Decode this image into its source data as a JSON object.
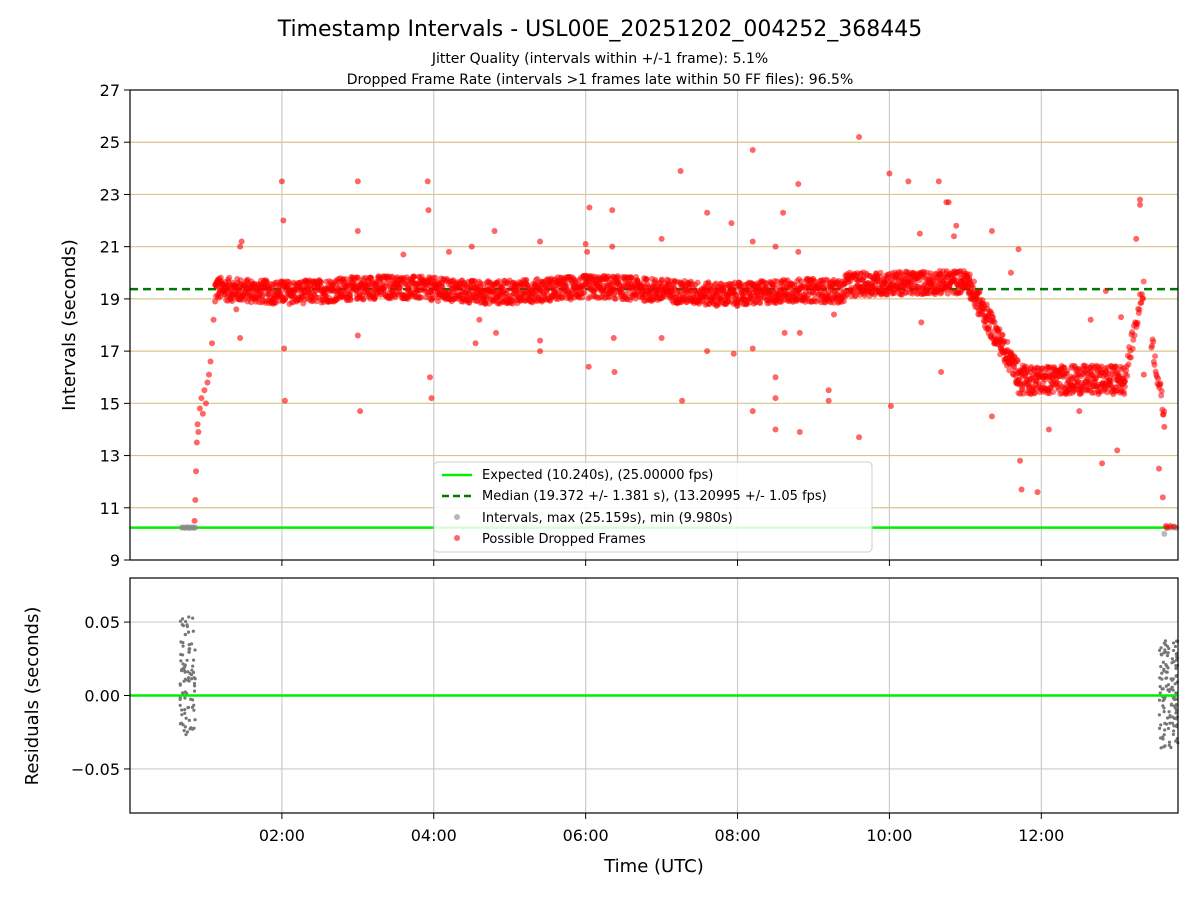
{
  "chart_data": [
    {
      "type": "scatter",
      "title": "Timestamp Intervals - USL00E_20251202_004252_368445",
      "subtitle_lines": [
        "Jitter Quality (intervals within +/-1 frame): 5.1%",
        "Dropped Frame Rate (intervals >1 frames late within 50 FF files): 96.5%"
      ],
      "xlabel": "",
      "ylabel": "Intervals (seconds)",
      "xlim_hours": [
        0.0,
        13.8
      ],
      "ylim": [
        9,
        27
      ],
      "yticks": [
        9,
        11,
        13,
        15,
        17,
        19,
        21,
        23,
        25,
        27
      ],
      "ytick_labels": [
        "9",
        "11",
        "13",
        "15",
        "17",
        "19",
        "21",
        "23",
        "25",
        "27"
      ],
      "xticks_hours": [
        2,
        4,
        6,
        8,
        10,
        12
      ],
      "expected_interval": 10.24,
      "median_interval": 19.372,
      "gridlines_y": [
        11,
        13,
        15,
        17,
        19,
        21,
        23,
        25
      ],
      "grid_x": true,
      "legend_position": "lower-center",
      "legend": [
        {
          "label": "Expected (10.240s), (25.00000 fps)",
          "style": "line",
          "color": "#00ee00"
        },
        {
          "label": "Median (19.372 +/- 1.381 s), (13.20995 +/- 1.05 fps)",
          "style": "dashed",
          "color": "#007700"
        },
        {
          "label": "Intervals, max (25.159s), min (9.980s)",
          "style": "marker",
          "color": "#888888"
        },
        {
          "label": "Possible Dropped Frames",
          "style": "marker",
          "color": "#ff0000"
        }
      ],
      "series": [
        {
          "name": "Intervals",
          "color": "#888888",
          "points": [
            [
              0.68,
              10.24
            ],
            [
              0.7,
              10.25
            ],
            [
              0.72,
              10.23
            ],
            [
              0.74,
              10.24
            ],
            [
              0.76,
              10.26
            ],
            [
              0.78,
              10.22
            ],
            [
              0.8,
              10.24
            ],
            [
              0.82,
              10.25
            ],
            [
              0.84,
              10.23
            ],
            [
              0.86,
              10.24
            ],
            [
              13.62,
              10.0
            ],
            [
              13.65,
              10.22
            ],
            [
              13.7,
              10.24
            ],
            [
              13.74,
              10.25
            ],
            [
              13.78,
              10.23
            ]
          ]
        },
        {
          "name": "Possible Dropped Frames",
          "color": "#ff0000",
          "points": [
            [
              0.85,
              10.5
            ],
            [
              0.86,
              11.3
            ],
            [
              0.87,
              12.4
            ],
            [
              0.88,
              13.5
            ],
            [
              0.89,
              14.2
            ],
            [
              0.9,
              13.9
            ],
            [
              0.92,
              14.8
            ],
            [
              0.94,
              15.2
            ],
            [
              0.96,
              14.6
            ],
            [
              0.98,
              15.5
            ],
            [
              1.0,
              15.0
            ],
            [
              1.02,
              15.8
            ],
            [
              1.04,
              16.1
            ],
            [
              1.06,
              16.6
            ],
            [
              1.08,
              17.3
            ],
            [
              1.1,
              18.2
            ],
            [
              1.12,
              18.9
            ],
            [
              1.14,
              19.5
            ],
            [
              1.16,
              19.7
            ],
            [
              1.4,
              18.6
            ],
            [
              1.45,
              17.5
            ],
            [
              1.45,
              21.0
            ],
            [
              1.47,
              21.2
            ],
            [
              2.0,
              23.5
            ],
            [
              2.02,
              22.0
            ],
            [
              2.03,
              17.1
            ],
            [
              2.04,
              15.1
            ],
            [
              3.0,
              23.5
            ],
            [
              3.0,
              21.6
            ],
            [
              3.0,
              17.6
            ],
            [
              3.03,
              14.7
            ],
            [
              3.6,
              20.7
            ],
            [
              3.92,
              23.5
            ],
            [
              3.93,
              22.4
            ],
            [
              3.95,
              16.0
            ],
            [
              3.97,
              15.2
            ],
            [
              4.2,
              20.8
            ],
            [
              4.5,
              21.0
            ],
            [
              4.55,
              17.3
            ],
            [
              4.6,
              18.2
            ],
            [
              4.8,
              21.6
            ],
            [
              4.82,
              17.7
            ],
            [
              5.4,
              21.2
            ],
            [
              5.4,
              17.4
            ],
            [
              5.4,
              17.0
            ],
            [
              6.0,
              21.1
            ],
            [
              6.02,
              20.8
            ],
            [
              6.04,
              16.4
            ],
            [
              6.05,
              22.5
            ],
            [
              6.35,
              22.4
            ],
            [
              6.35,
              21.0
            ],
            [
              6.37,
              17.5
            ],
            [
              6.38,
              16.2
            ],
            [
              7.0,
              21.3
            ],
            [
              7.0,
              17.5
            ],
            [
              7.25,
              23.9
            ],
            [
              7.27,
              15.1
            ],
            [
              7.6,
              17.0
            ],
            [
              7.6,
              22.3
            ],
            [
              7.92,
              21.9
            ],
            [
              7.95,
              16.9
            ],
            [
              8.2,
              24.7
            ],
            [
              8.2,
              21.2
            ],
            [
              8.2,
              17.1
            ],
            [
              8.2,
              14.7
            ],
            [
              8.5,
              21.0
            ],
            [
              8.5,
              14.0
            ],
            [
              8.5,
              16.0
            ],
            [
              8.5,
              15.2
            ],
            [
              8.6,
              22.3
            ],
            [
              8.62,
              17.7
            ],
            [
              8.8,
              23.4
            ],
            [
              8.8,
              20.8
            ],
            [
              8.82,
              17.7
            ],
            [
              8.82,
              13.9
            ],
            [
              9.2,
              15.5
            ],
            [
              9.2,
              15.1
            ],
            [
              9.27,
              18.4
            ],
            [
              9.6,
              25.2
            ],
            [
              9.6,
              13.7
            ],
            [
              10.0,
              23.8
            ],
            [
              10.02,
              14.9
            ],
            [
              10.25,
              23.5
            ],
            [
              10.4,
              21.5
            ],
            [
              10.42,
              18.1
            ],
            [
              10.65,
              23.5
            ],
            [
              10.68,
              16.2
            ],
            [
              10.75,
              22.7
            ],
            [
              10.78,
              22.7
            ],
            [
              10.85,
              21.4
            ],
            [
              10.88,
              21.8
            ],
            [
              11.35,
              21.6
            ],
            [
              11.35,
              14.5
            ],
            [
              11.6,
              20.0
            ],
            [
              11.7,
              20.9
            ],
            [
              11.72,
              12.8
            ],
            [
              11.74,
              11.7
            ],
            [
              11.95,
              11.6
            ],
            [
              12.1,
              14.0
            ],
            [
              12.5,
              14.7
            ],
            [
              12.65,
              18.2
            ],
            [
              12.8,
              12.7
            ],
            [
              12.85,
              19.3
            ],
            [
              13.0,
              13.2
            ],
            [
              13.05,
              18.3
            ],
            [
              13.25,
              21.3
            ],
            [
              13.3,
              22.8
            ],
            [
              13.3,
              22.6
            ],
            [
              13.35,
              16.1
            ],
            [
              13.55,
              12.5
            ],
            [
              13.6,
              11.4
            ],
            [
              13.62,
              14.1
            ],
            [
              13.64,
              10.3
            ],
            [
              13.66,
              10.25
            ],
            [
              13.7,
              10.3
            ],
            [
              13.75,
              10.28
            ]
          ]
        }
      ],
      "median_band_noise": 0.18
    },
    {
      "type": "scatter",
      "xlabel": "Time (UTC)",
      "ylabel": "Residuals (seconds)",
      "xlim_hours": [
        0.0,
        13.8
      ],
      "ylim": [
        -0.08,
        0.08
      ],
      "yticks": [
        -0.05,
        0.0,
        0.05
      ],
      "ytick_labels": [
        "−0.05",
        "0.00",
        "0.05"
      ],
      "xticks_hours": [
        2,
        4,
        6,
        8,
        10,
        12
      ],
      "xtick_labels": [
        "02:00",
        "04:00",
        "06:00",
        "08:00",
        "10:00",
        "12:00"
      ],
      "zero_line_color": "#00ee00",
      "series": [
        {
          "name": "Residuals",
          "color": "#777777",
          "clusters": [
            {
              "x_range": [
                0.66,
                0.86
              ],
              "y_range": [
                -0.028,
                0.054
              ],
              "count": 90
            },
            {
              "x_range": [
                13.55,
                13.8
              ],
              "y_range": [
                -0.036,
                0.038
              ],
              "count": 120
            }
          ]
        }
      ]
    }
  ]
}
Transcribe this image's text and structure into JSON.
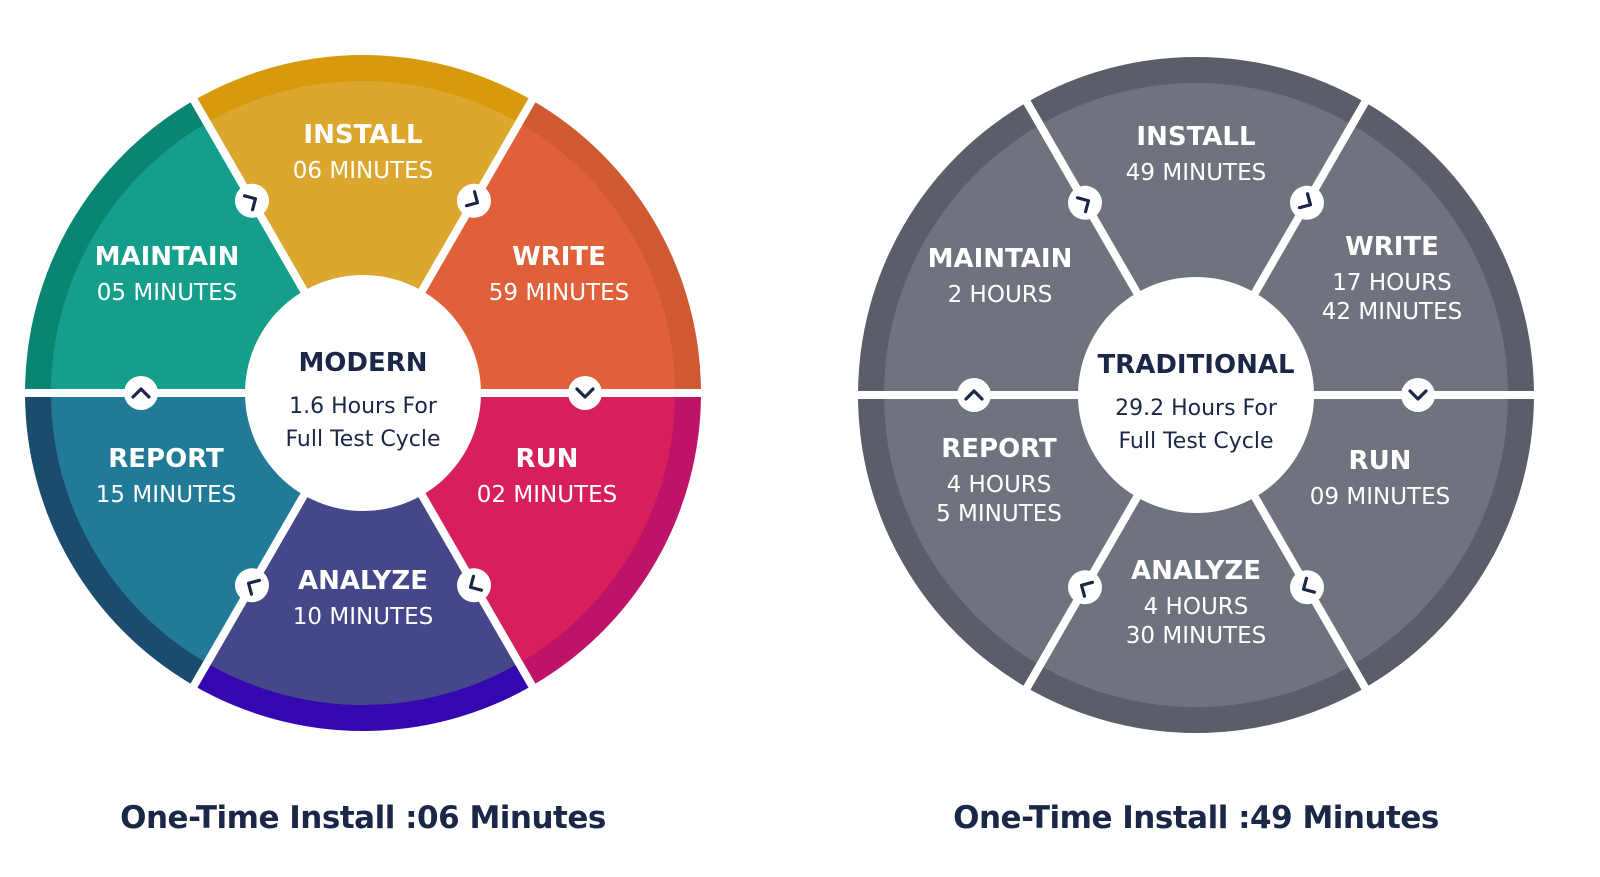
{
  "wheels": [
    {
      "center_title": "MODERN",
      "center_lines": [
        "1.6 Hours For",
        "Full Test Cycle"
      ],
      "caption": "One-Time Install :06 Minutes",
      "segments": [
        {
          "label": "INSTALL",
          "lines": [
            "06 MINUTES"
          ],
          "color": "#DCA72F",
          "band": "#D89A0C"
        },
        {
          "label": "WRITE",
          "lines": [
            "59 MINUTES"
          ],
          "color": "#E0603A",
          "band": "#CF5A32"
        },
        {
          "label": "RUN",
          "lines": [
            "02 MINUTES"
          ],
          "color": "#D81F5E",
          "band": "#BE1467"
        },
        {
          "label": "ANALYZE",
          "lines": [
            "10 MINUTES"
          ],
          "color": "#454788",
          "band": "#3507B0"
        },
        {
          "label": "REPORT",
          "lines": [
            "15 MINUTES"
          ],
          "color": "#217A98",
          "band": "#1B4C6E"
        },
        {
          "label": "MAINTAIN",
          "lines": [
            "05 MINUTES"
          ],
          "color": "#159F8A",
          "band": "#0A8574"
        }
      ]
    },
    {
      "center_title": "TRADITIONAL",
      "center_lines": [
        "29.2 Hours For",
        "Full Test Cycle"
      ],
      "caption": "One-Time Install :49 Minutes",
      "segments": [
        {
          "label": "INSTALL",
          "lines": [
            "49 MINUTES"
          ],
          "color": "#6E737E",
          "band": "#5B5E69"
        },
        {
          "label": "WRITE",
          "lines": [
            "17 HOURS",
            "42 MINUTES"
          ],
          "color": "#6E737E",
          "band": "#5B5E69"
        },
        {
          "label": "RUN",
          "lines": [
            "09 MINUTES"
          ],
          "color": "#6E737E",
          "band": "#5B5E69"
        },
        {
          "label": "ANALYZE",
          "lines": [
            "4 HOURS",
            "30 MINUTES"
          ],
          "color": "#6E737E",
          "band": "#5B5E69"
        },
        {
          "label": "REPORT",
          "lines": [
            "4 HOURS",
            "5 MINUTES"
          ],
          "color": "#6E737E",
          "band": "#5B5E69"
        },
        {
          "label": "MAINTAIN",
          "lines": [
            "2 HOURS"
          ],
          "color": "#6E737E",
          "band": "#5B5E69"
        }
      ]
    }
  ],
  "text_color": "#1B2747",
  "arrow_icon": "chevron-clockwise-icon"
}
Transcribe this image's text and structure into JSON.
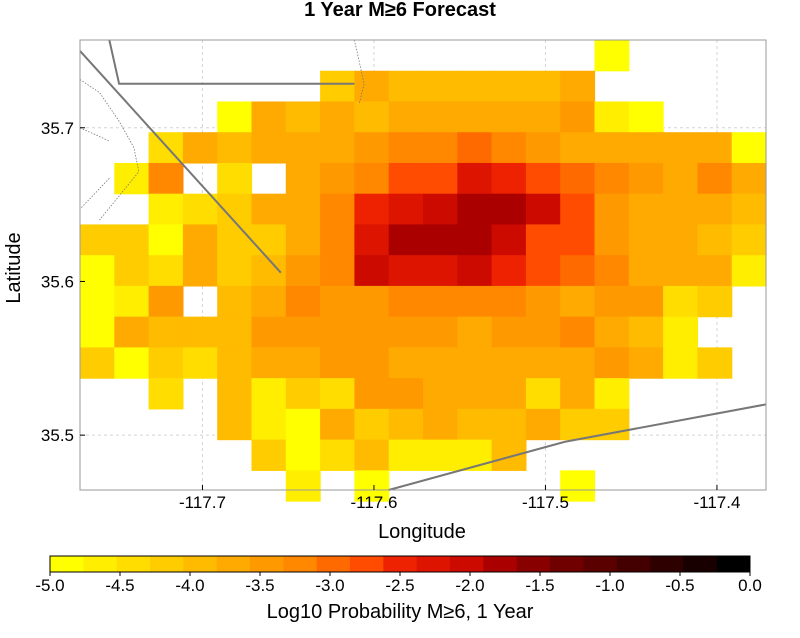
=-=-=
Return, from the data, each line that has the word "style" in it.

TASK RESULT:
          "style": "line",
          "style": "dashed",
          "style": "marker",
          "style": "marker",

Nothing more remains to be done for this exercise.